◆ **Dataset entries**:
____

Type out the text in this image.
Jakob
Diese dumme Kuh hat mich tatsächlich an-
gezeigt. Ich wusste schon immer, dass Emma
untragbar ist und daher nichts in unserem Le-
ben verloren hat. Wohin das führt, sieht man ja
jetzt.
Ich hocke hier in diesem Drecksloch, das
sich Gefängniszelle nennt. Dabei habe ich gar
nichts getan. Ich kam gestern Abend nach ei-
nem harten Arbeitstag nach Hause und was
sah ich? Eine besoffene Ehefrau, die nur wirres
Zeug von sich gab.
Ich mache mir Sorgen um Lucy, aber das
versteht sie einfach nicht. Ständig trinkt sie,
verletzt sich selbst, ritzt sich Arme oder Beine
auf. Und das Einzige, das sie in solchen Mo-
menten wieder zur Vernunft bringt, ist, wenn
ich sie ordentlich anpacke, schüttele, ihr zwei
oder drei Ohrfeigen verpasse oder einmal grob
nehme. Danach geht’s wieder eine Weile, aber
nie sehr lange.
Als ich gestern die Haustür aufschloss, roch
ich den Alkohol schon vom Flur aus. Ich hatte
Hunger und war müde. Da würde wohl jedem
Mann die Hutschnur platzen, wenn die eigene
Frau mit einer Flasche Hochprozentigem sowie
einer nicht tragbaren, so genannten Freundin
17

____

◆ **YOUR TASK**:
Check every line for "aber" and show the ones that have it.

◆ **EXPECTED ANSWER**:
Ich mache mir Sorgen um Lucy, aber das
nehme. Danach geht’s wieder eine Weile, aber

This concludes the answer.